▶ _WORK TO DO_: Reproduce the entries word for word, and omit any picture you find in them.

▶ _DATA SHOWN_:
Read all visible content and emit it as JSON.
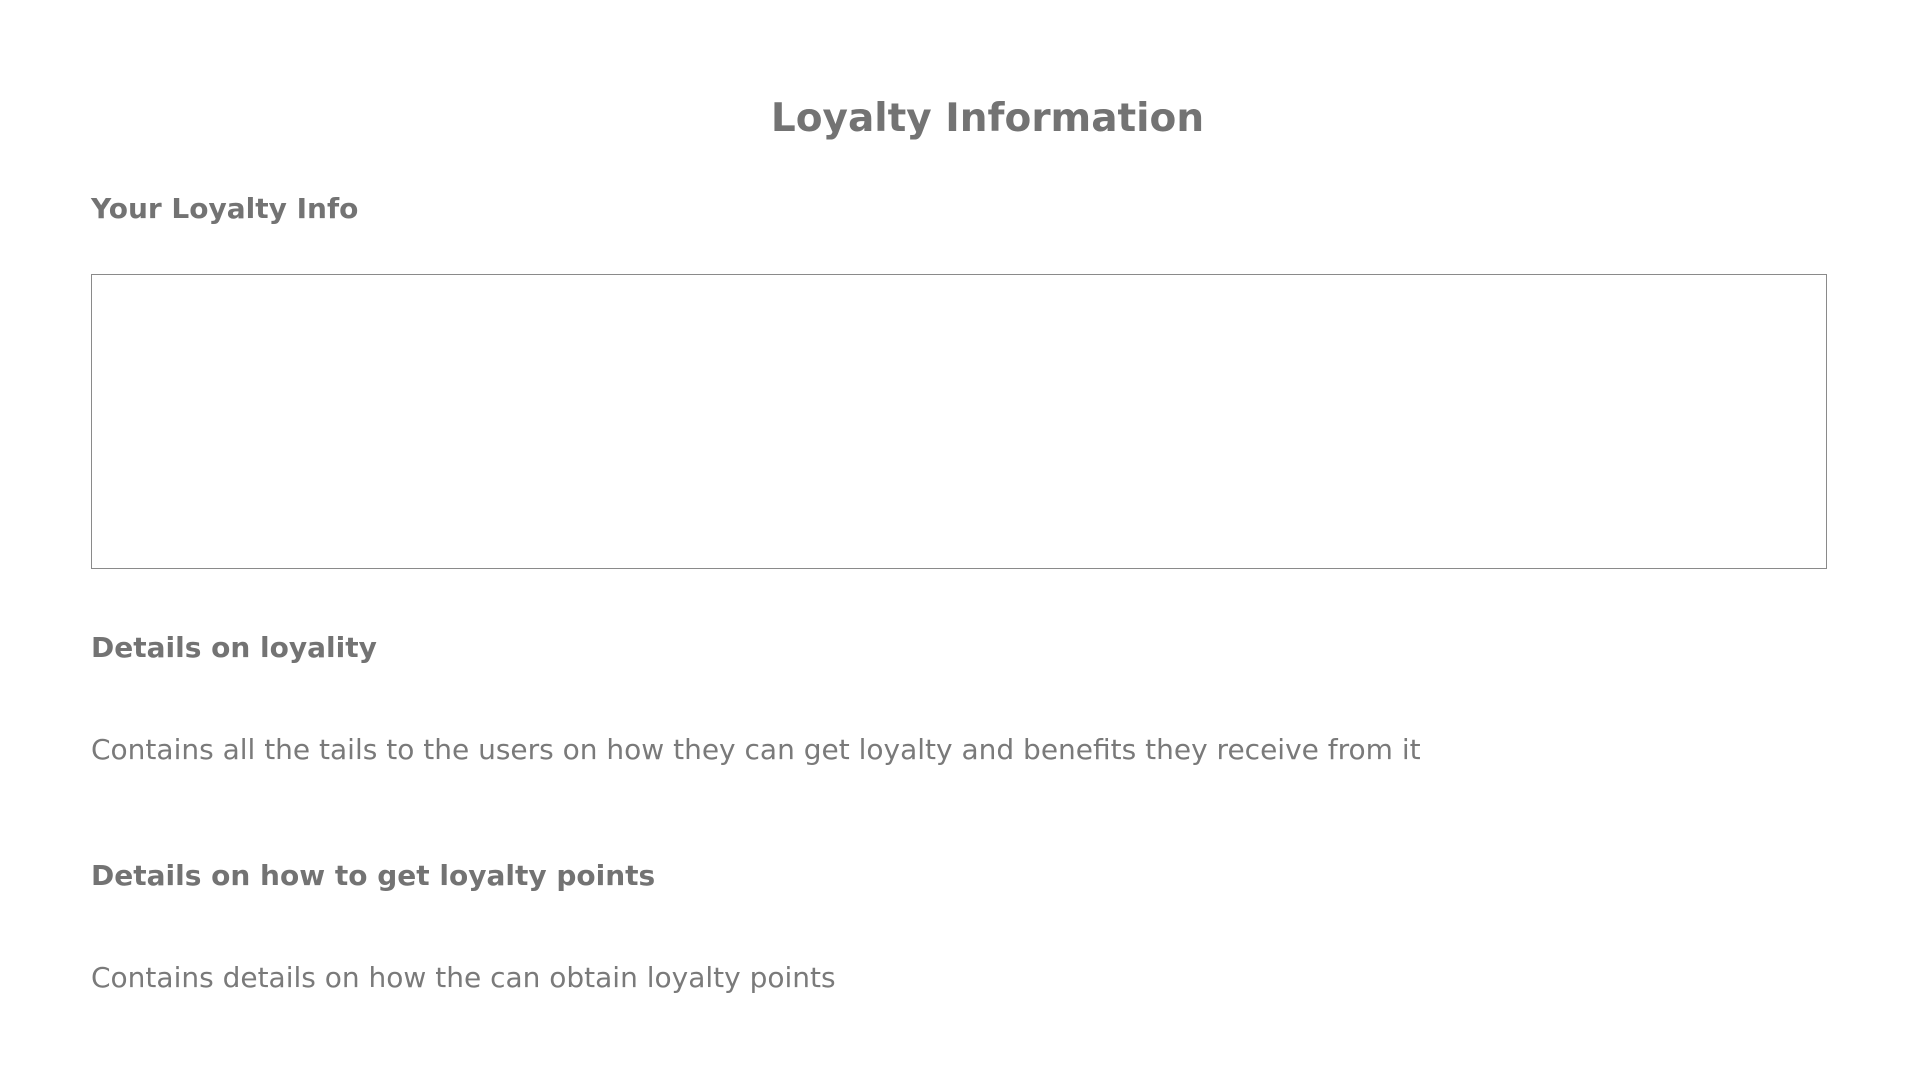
{
  "page": {
    "title": "Loyalty Information"
  },
  "sections": [
    {
      "heading": "Your Loyalty Info"
    },
    {
      "heading": "Details on loyality",
      "text": "Contains all the tails to the users on how they can get loyalty and benefits they receive from it"
    },
    {
      "heading": "Details on how to get loyalty points",
      "text": "Contains details on how the can obtain loyalty points"
    }
  ],
  "colors": {
    "text": "#757575",
    "border": "#8a8a8a",
    "background": "#ffffff"
  }
}
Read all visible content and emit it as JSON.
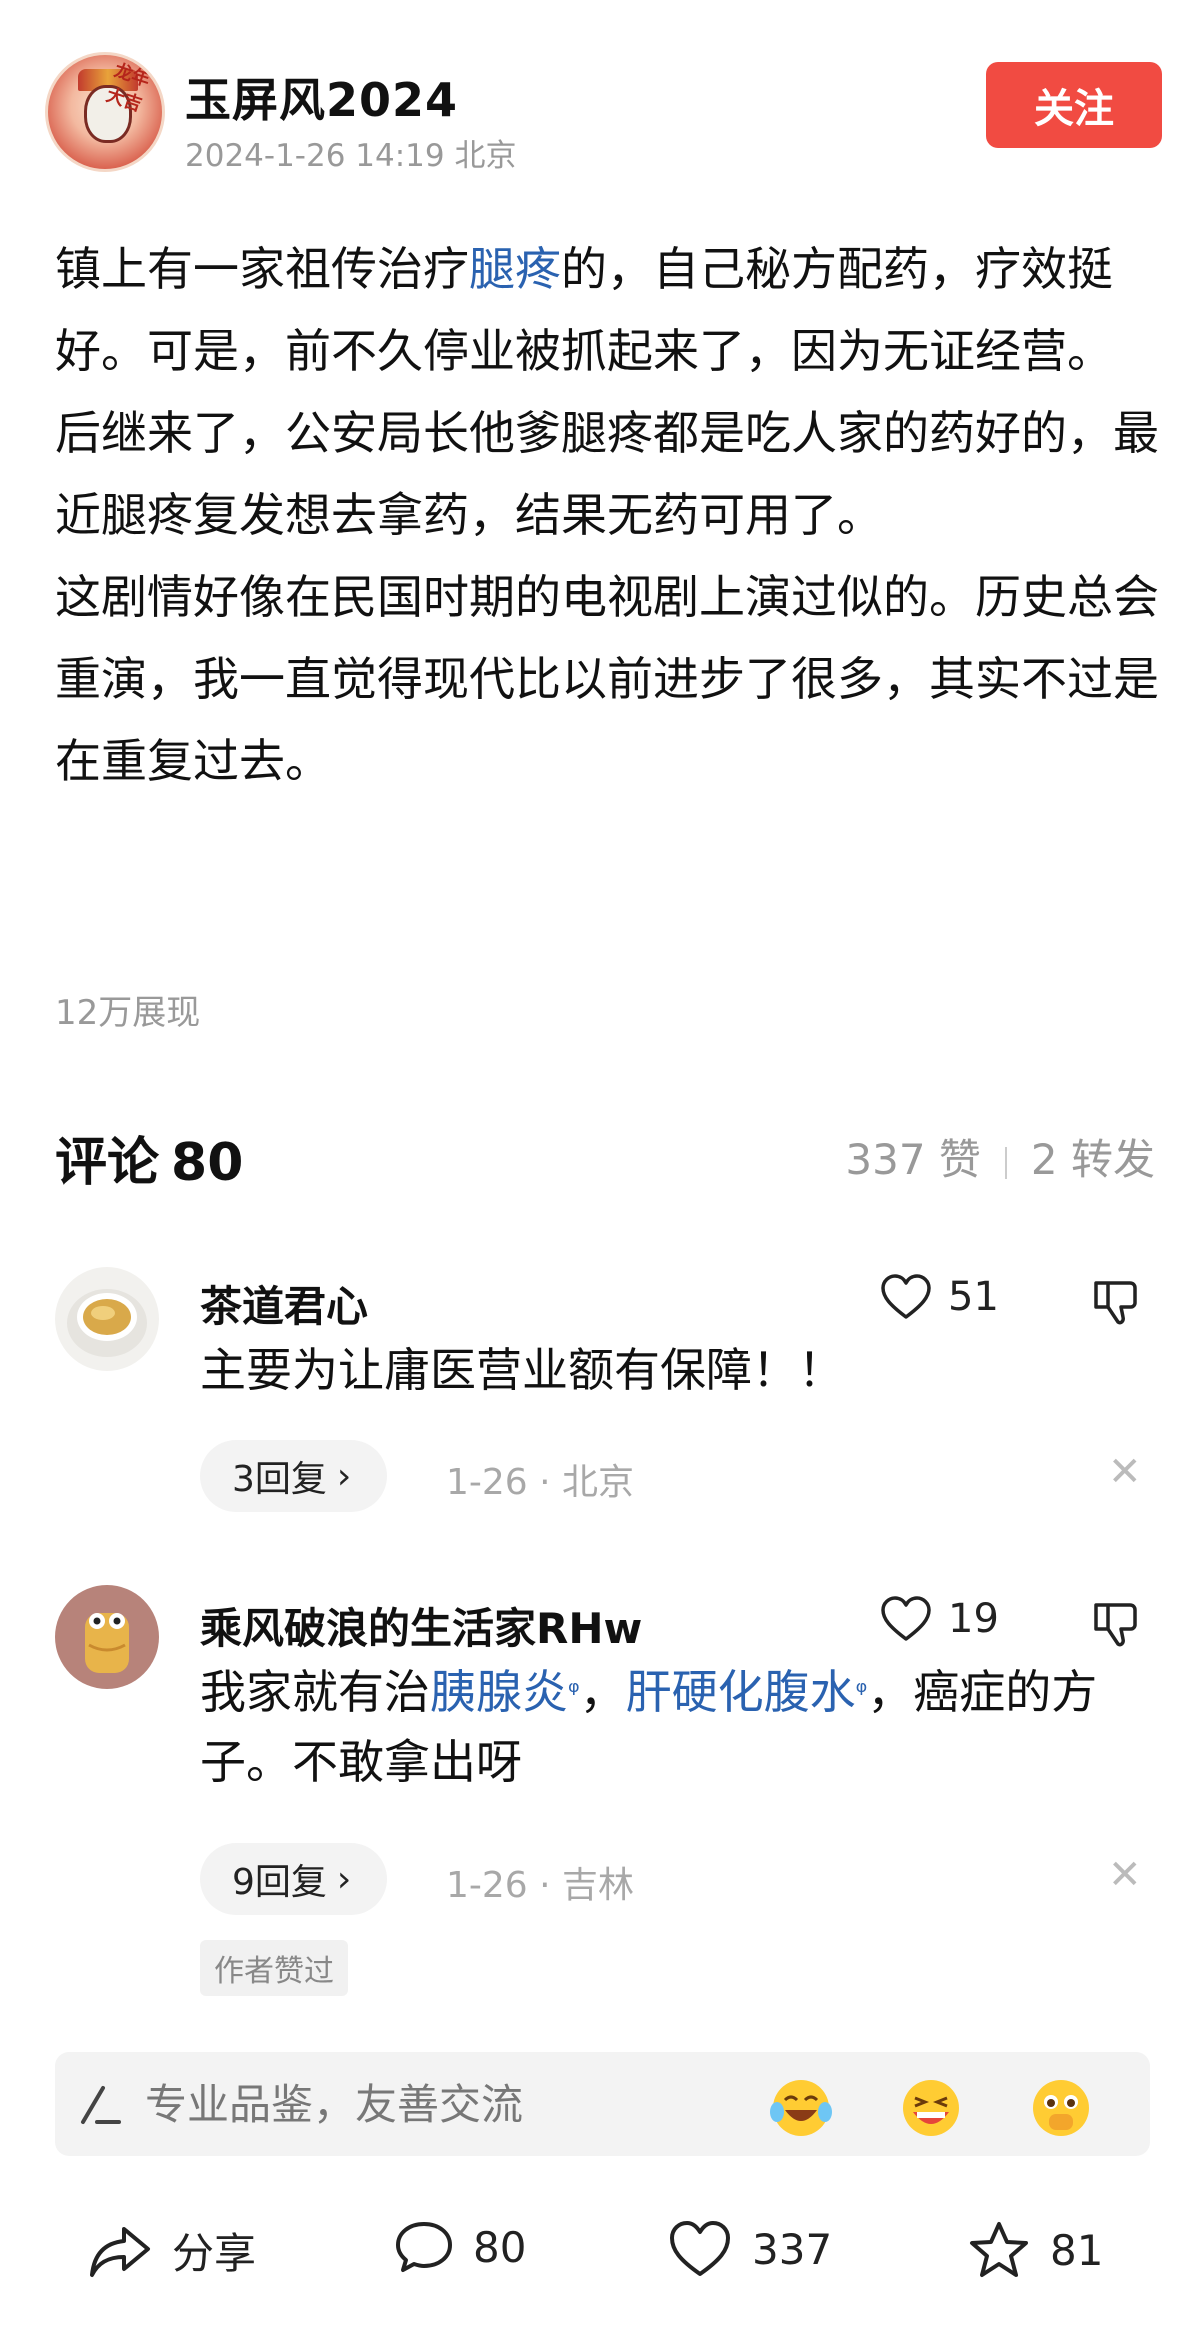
{
  "header": {
    "username": "玉屏风2024",
    "meta": "2024-1-26 14:19 北京",
    "follow_label": "关注",
    "avatar_text": "龙年大吉"
  },
  "post": {
    "para1_pre": "镇上有一家祖传治疗",
    "para1_link": "腿疼",
    "para1_post": "的，自己秘方配药，疗效挺好。可是，前不久停业被抓起来了，因为无证经营。",
    "para2": "后继来了，公安局长他爹腿疼都是吃人家的药好的，最近腿疼复发想去拿药，结果无药可用了。",
    "para3": "这剧情好像在民国时期的电视剧上演过似的。历史总会重演，我一直觉得现代比以前进步了很多，其实不过是在重复过去。",
    "views": "12万展现"
  },
  "comments_header": {
    "title": "评论",
    "count": "80",
    "likes": "337 赞",
    "reposts": "2 转发"
  },
  "comments": [
    {
      "name": "茶道君心",
      "text": "主要为让庸医营业额有保障！！",
      "likes": "51",
      "replies": "3回复",
      "meta": "1-26 · 北京"
    },
    {
      "name": "乘风破浪的生活家RHw",
      "text_pre": "我家就有治",
      "link1": "胰腺炎",
      "text_mid": "，",
      "link2": "肝硬化腹水",
      "text_post": "，癌症的方子。不敢拿出呀",
      "likes": "19",
      "replies": "9回复",
      "meta": "1-26 · 吉林",
      "badge": "作者赞过"
    }
  ],
  "input": {
    "placeholder": "专业品鉴，友善交流"
  },
  "bottom_bar": {
    "share": "分享",
    "comments": "80",
    "likes": "337",
    "favorites": "81"
  },
  "colors": {
    "accent_red": "#f14b42",
    "link_blue": "#2a62b0",
    "muted_text": "#999999"
  }
}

▶ _THE RESULT_:
Read all visible content and emit it as JSON.
{
  "page": {
    "title": "Loyalty Information"
  },
  "sections": [
    {
      "heading": "Your Loyalty Info"
    },
    {
      "heading": "Details on loyality",
      "text": "Contains all the tails to the users on how they can get loyalty and benefits they receive from it"
    },
    {
      "heading": "Details on how to get loyalty points",
      "text": "Contains details on how the can obtain loyalty points"
    }
  ],
  "colors": {
    "text": "#757575",
    "border": "#8a8a8a",
    "background": "#ffffff"
  }
}
Read all visible content and emit it as JSON.
{
  "header": {
    "username": "玉屏风2024",
    "meta": "2024-1-26 14:19 北京",
    "follow_label": "关注",
    "avatar_text": "龙年大吉"
  },
  "post": {
    "para1_pre": "镇上有一家祖传治疗",
    "para1_link": "腿疼",
    "para1_post": "的，自己秘方配药，疗效挺好。可是，前不久停业被抓起来了，因为无证经营。",
    "para2": "后继来了，公安局长他爹腿疼都是吃人家的药好的，最近腿疼复发想去拿药，结果无药可用了。",
    "para3": "这剧情好像在民国时期的电视剧上演过似的。历史总会重演，我一直觉得现代比以前进步了很多，其实不过是在重复过去。",
    "views": "12万展现"
  },
  "comments_header": {
    "title": "评论",
    "count": "80",
    "likes": "337 赞",
    "reposts": "2 转发"
  },
  "comments": [
    {
      "name": "茶道君心",
      "text": "主要为让庸医营业额有保障！！",
      "likes": "51",
      "replies": "3回复",
      "meta": "1-26 · 北京"
    },
    {
      "name": "乘风破浪的生活家RHw",
      "text_pre": "我家就有治",
      "link1": "胰腺炎",
      "text_mid": "，",
      "link2": "肝硬化腹水",
      "text_post": "，癌症的方子。不敢拿出呀",
      "likes": "19",
      "replies": "9回复",
      "meta": "1-26 · 吉林",
      "badge": "作者赞过"
    }
  ],
  "input": {
    "placeholder": "专业品鉴，友善交流"
  },
  "bottom_bar": {
    "share": "分享",
    "comments": "80",
    "likes": "337",
    "favorites": "81"
  },
  "colors": {
    "accent_red": "#f14b42",
    "link_blue": "#2a62b0",
    "muted_text": "#999999"
  }
}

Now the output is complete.